┌─ Текст

Тест Роршаха. Герман Роршах, его тест и сила видения - Дэмион Сирлз
Шрифт:
Интервал:
Человек, проходящий тест Роршаха, был освобожден от груза условностей, поскольку интерпретация чернильных пятен являлась задачей, для которой в повседневной жизни просто не существовало условностей и норм. Как писал Роршах сестре в 1908 году: «Нюансы общественного взаимодействия, сопутствующая ему ложь, традиции и обычаи являются дамбами, которые перекрывают нам видение реальной жизни».
В процессе широкомасштабного поворота в сторону анализа содержания одинокий голос призывал обратиться к форме. В двух своих статьях в 1951 и 1953 году психолог и теоретик визуальных искусств Рудольф Арнхейм напоминал своим читателям о существовании «объективно воспринимаемых характеристиках пятен как визуальных стимулов… самих по себе». Произносимый ответ был чаще «вызван свойствами самих чернильных пятен, нежели личными особенностями респондента». Другими словами, это не было чистой проекцией. На самом деле, утверждал Арнхейм, метафора «проекции», хоть она и была визуальной, недооценивала акт видения, взаимодействия с тем, что было изображено в действительности: «После неискренних слов о побуждающих факторах мы часто говорим так, словно зритель галлюцинирует в пустоте», проецируя то, что диктует личность, а не отвечая на реальное, конкретное изображение.
Даже ответ Движения, который Роршах связывал с похожей на проекцию концепцией «вчувствования», был не полностью субъективным. Изображение может быть в большей или меньшей степени динамичным, отмечал Арнхейм. В некоторых неподвижных изображениях — таких, например, как портрет человека, поворачивающего голову, — присутствует движение, а в других его нет. Эти качества были «не более «субъективными», чем форма или размер». «Наклоненные клинья» на карточке I динамичны по своей сути; в «кланяющихся официантках» на карточке III присутствовали изгибающиеся линии, объективно содержавшие в себе больше энергии, чем в «карабкающихся медведях» с карточки VIII, в которых «до обидного мало визуальной живости».
Арнхейм начал расписывать визуальные свойства чернильных пятен в деталях. Центральное белое пространство на карточке II (см. Введение) легко можно рассматривать как фигуру переднего плана «из-за его симметричной формы, выпуклости и замкнутости», но также оно «хорошо сочетается» с остальным белым пространством карточки, образуя фон для формы черного цвета. Это объективные визуальные свойства, которые предопределяли диапазон ответов проходящего тест человека. Арнхейм потратил десять страниц на описание хитросплетений одной только карточки I. Он предположил, что подобного визуального анализа никогда прежде не существовал, поскольку пятна Роршаха были широко признаны «неструктурированными», а ответы на них — «чисто субъективными». Он назвал это «односторонней концепцией». Если бы кляксы в одно и то же время были неоднозначными и «достаточно структурированными, чтобы вызывать некого рода реакцию», то, разумеется, нужно было бы приложить усилия, чтобы сказать, в чем заключается их структура. В любом случае изображения достаточно сложные, чтобы заставить Арнхейма предложить использовать их для непосредственного исследования того, как люди обрабатывают визуальную информацию. Например, психолог мог напрямую спрашивать людей, видят ли они карточку I «как комбинацию из трех вертикальных блоков или как систему парящих в воздухе диагоналей», вместо раунда просмотров с вопросом «Что это может быть?» о каждой из карточек.

└─
┌─ Исходные данные

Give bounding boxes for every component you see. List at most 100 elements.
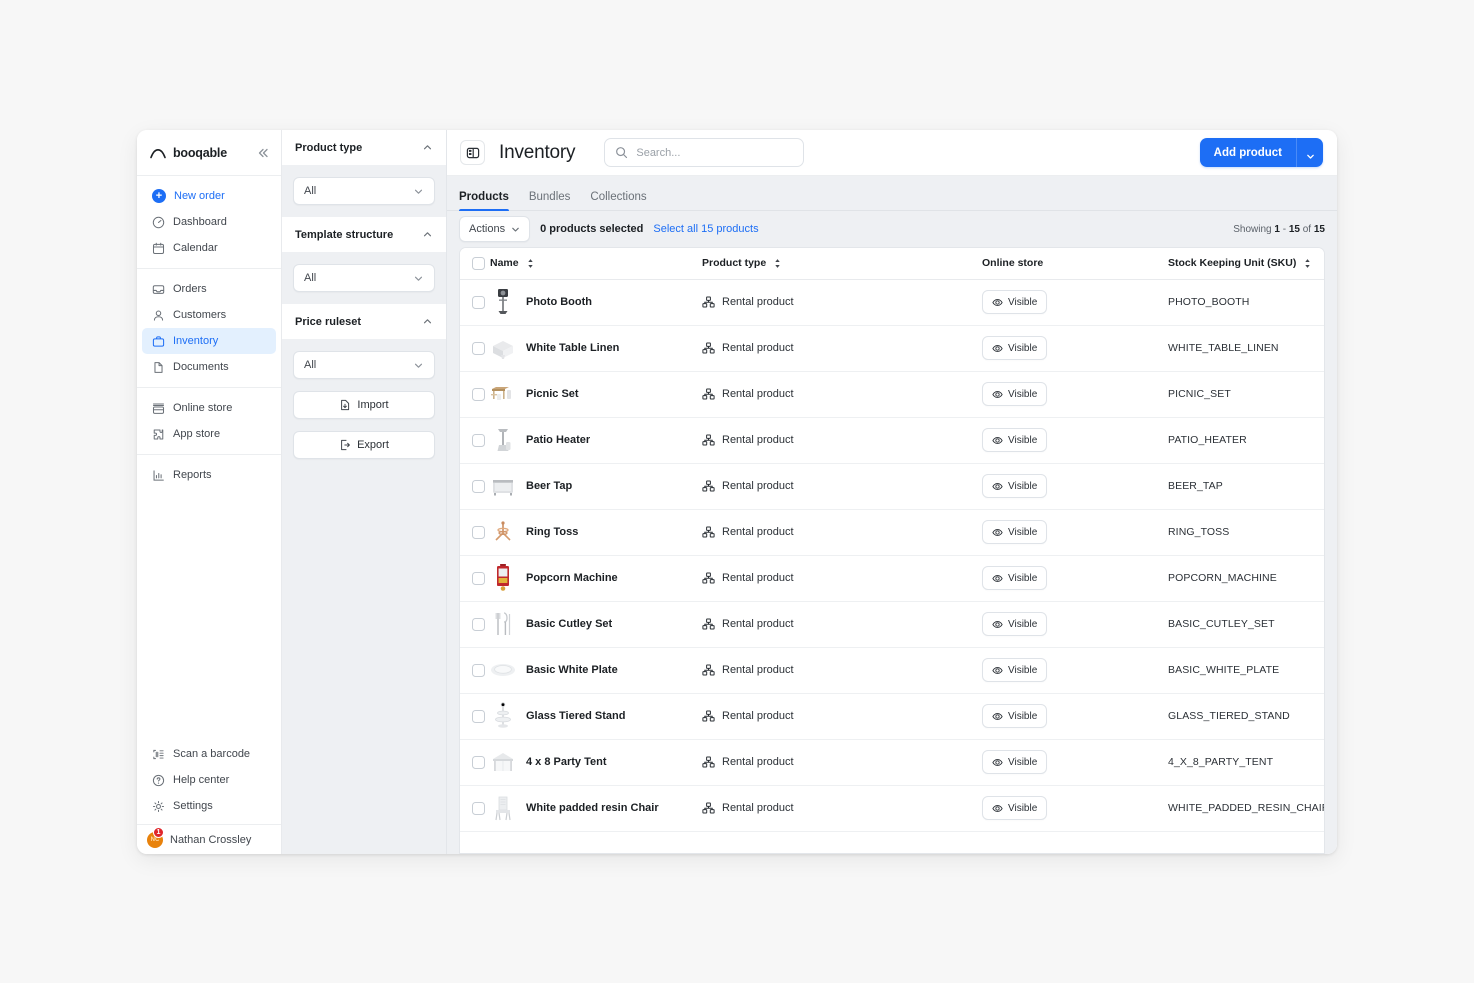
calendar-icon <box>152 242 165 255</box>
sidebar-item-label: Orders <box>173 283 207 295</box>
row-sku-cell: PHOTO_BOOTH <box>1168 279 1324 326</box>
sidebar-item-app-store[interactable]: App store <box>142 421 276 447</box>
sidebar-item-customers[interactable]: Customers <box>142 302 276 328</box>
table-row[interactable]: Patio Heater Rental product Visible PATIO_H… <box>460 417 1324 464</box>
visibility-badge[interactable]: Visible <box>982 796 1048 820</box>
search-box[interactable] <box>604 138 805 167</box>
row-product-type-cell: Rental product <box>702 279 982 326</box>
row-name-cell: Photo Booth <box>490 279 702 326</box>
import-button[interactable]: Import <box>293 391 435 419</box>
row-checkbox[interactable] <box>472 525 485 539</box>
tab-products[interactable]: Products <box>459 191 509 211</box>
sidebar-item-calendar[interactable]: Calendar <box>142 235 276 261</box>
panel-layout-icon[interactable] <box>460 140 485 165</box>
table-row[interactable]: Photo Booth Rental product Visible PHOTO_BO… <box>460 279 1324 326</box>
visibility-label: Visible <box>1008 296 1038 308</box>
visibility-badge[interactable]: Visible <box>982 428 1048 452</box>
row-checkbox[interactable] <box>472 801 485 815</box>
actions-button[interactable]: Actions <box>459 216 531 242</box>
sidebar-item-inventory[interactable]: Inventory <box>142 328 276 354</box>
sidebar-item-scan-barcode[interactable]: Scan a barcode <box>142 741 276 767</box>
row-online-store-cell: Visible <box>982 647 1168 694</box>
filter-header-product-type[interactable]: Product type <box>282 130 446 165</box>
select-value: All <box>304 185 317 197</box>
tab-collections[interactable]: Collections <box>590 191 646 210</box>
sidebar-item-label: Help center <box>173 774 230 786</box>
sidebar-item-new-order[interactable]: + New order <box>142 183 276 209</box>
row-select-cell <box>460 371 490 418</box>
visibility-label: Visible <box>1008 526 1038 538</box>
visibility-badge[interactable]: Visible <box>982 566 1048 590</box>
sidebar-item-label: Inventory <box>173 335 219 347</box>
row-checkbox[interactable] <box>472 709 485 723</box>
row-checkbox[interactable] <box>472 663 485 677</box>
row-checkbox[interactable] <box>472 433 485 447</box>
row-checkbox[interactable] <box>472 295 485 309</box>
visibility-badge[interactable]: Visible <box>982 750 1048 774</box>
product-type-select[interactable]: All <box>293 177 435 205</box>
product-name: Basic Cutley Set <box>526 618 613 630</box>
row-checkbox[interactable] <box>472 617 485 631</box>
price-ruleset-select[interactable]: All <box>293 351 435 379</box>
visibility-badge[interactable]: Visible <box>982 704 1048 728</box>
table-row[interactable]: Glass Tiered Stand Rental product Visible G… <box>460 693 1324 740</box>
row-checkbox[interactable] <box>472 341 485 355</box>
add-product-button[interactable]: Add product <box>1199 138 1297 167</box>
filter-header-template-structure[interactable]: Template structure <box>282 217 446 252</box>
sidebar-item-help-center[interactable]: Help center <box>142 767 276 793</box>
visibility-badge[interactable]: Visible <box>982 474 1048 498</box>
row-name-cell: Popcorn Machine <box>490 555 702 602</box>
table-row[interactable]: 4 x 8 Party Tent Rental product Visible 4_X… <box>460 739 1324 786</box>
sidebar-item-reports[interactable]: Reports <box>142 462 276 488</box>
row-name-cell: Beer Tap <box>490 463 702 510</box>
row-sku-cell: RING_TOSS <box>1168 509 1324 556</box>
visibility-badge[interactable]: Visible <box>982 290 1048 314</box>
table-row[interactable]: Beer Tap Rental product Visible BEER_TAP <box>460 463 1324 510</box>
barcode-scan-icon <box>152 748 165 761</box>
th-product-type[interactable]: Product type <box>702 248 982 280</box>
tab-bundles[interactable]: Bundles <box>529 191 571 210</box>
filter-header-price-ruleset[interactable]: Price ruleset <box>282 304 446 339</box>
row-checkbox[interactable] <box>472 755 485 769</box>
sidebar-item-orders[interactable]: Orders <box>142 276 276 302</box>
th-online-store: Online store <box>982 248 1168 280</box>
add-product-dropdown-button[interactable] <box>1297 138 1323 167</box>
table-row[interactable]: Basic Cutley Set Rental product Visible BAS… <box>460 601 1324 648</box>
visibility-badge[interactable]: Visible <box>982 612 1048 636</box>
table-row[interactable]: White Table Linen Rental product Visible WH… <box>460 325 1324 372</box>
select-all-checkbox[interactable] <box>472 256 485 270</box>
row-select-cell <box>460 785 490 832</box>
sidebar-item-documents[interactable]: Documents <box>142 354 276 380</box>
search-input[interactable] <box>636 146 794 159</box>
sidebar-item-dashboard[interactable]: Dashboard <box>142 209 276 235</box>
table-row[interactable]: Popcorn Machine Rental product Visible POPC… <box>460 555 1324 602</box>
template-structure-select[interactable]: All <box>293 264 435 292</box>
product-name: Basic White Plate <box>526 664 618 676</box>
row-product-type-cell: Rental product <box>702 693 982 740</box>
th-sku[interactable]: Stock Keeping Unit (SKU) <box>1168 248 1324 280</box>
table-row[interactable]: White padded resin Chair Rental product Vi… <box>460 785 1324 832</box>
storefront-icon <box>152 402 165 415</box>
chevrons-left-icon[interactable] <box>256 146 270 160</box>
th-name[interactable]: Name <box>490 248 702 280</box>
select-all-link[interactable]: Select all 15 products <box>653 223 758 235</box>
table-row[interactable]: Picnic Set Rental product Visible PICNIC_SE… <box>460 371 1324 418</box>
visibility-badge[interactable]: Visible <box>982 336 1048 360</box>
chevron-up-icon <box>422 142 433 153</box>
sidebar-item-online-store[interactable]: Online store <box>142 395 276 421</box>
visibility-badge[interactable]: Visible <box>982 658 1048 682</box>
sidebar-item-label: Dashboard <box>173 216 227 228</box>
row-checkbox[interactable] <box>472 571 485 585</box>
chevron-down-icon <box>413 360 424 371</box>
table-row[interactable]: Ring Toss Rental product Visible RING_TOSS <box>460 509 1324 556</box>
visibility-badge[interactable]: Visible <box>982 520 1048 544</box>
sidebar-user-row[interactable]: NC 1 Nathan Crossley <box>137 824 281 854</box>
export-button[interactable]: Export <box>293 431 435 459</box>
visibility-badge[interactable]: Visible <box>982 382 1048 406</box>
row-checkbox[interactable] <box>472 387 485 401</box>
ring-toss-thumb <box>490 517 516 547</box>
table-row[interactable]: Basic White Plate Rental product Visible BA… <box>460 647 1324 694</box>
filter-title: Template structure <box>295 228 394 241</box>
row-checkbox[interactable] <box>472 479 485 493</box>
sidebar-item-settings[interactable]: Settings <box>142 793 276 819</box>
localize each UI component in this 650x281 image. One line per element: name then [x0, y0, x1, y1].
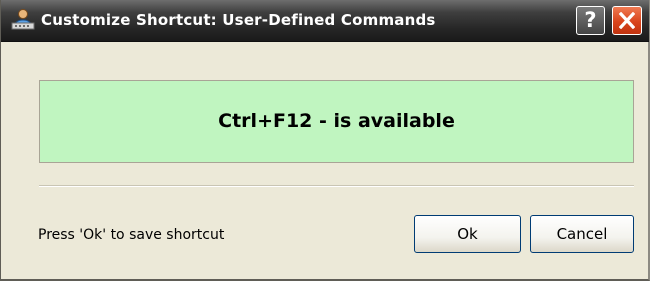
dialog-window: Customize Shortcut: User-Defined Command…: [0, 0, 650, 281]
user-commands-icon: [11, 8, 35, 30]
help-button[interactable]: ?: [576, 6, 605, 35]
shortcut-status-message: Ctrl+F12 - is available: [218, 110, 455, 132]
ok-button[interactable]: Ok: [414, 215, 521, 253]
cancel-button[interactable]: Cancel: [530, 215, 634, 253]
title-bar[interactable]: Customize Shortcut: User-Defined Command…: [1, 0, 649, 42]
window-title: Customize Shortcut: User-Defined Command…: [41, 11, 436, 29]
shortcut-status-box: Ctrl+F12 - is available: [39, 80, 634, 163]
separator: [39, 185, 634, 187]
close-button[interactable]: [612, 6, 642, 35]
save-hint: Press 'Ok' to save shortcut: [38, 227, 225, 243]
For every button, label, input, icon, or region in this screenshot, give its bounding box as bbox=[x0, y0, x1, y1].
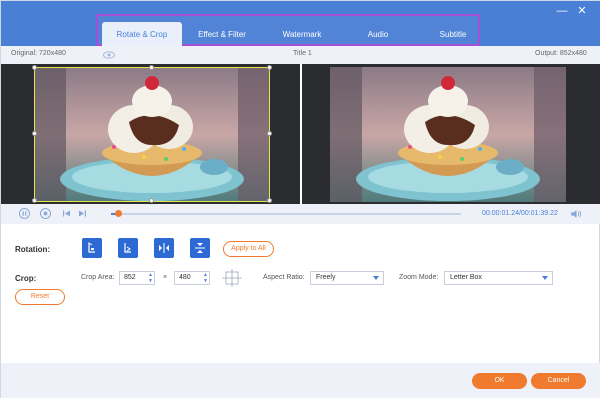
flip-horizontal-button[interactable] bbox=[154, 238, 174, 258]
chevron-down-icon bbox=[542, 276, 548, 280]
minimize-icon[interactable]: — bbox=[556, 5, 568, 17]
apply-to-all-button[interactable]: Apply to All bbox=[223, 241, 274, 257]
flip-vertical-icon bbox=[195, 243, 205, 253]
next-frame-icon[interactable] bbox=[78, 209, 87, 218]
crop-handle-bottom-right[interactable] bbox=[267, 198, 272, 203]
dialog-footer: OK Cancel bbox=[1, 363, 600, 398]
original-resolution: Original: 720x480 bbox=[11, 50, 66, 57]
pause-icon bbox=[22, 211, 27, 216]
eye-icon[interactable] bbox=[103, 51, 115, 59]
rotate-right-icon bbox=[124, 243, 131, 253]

└─

• Задача A:
Сколько страниц, по тексту о тесте Роршаха, Арнхейм потратил на описание одной только карточки I?
• Задача B:
Выпиши из списка строки без изменений: начни со строки, где есть «calendar-icon <box>152 242 165 255</box>», и закончи строкой, где есть «panel-layout-icon[interactable] <box>460 140», включая обе.

• Ответ A:
Десять страниц.

• Ответ B:
calendar-icon <box>152 242 165 255</box>
sidebar-item-label: Orders <box>173 283 207 295</box>
row-sku-cell: PHOTO_BOOTH <box>1168 279 1324 326</box>
sidebar-item-app-store[interactable]: App store <box>142 421 276 447</box>
sidebar-item-customers[interactable]: Customers <box>142 302 276 328</box>
table-row[interactable]: Patio Heater Rental product Visible PATIO_H… <box>460 417 1324 464</box>
visibility-badge[interactable]: Visible <box>982 796 1048 820</box>
search-box[interactable] <box>604 138 805 167</box>
row-product-type-cell: Rental product <box>702 279 982 326</box>
row-name-cell: Photo Booth <box>490 279 702 326</box>
import-button[interactable]: Import <box>293 391 435 419</box>
row-checkbox[interactable] <box>472 525 485 539</box>
tab-products[interactable]: Products <box>459 191 509 211</box>
sidebar-item-calendar[interactable]: Calendar <box>142 235 276 261</box>
panel-layout-icon[interactable] <box>460 140 485 165</box>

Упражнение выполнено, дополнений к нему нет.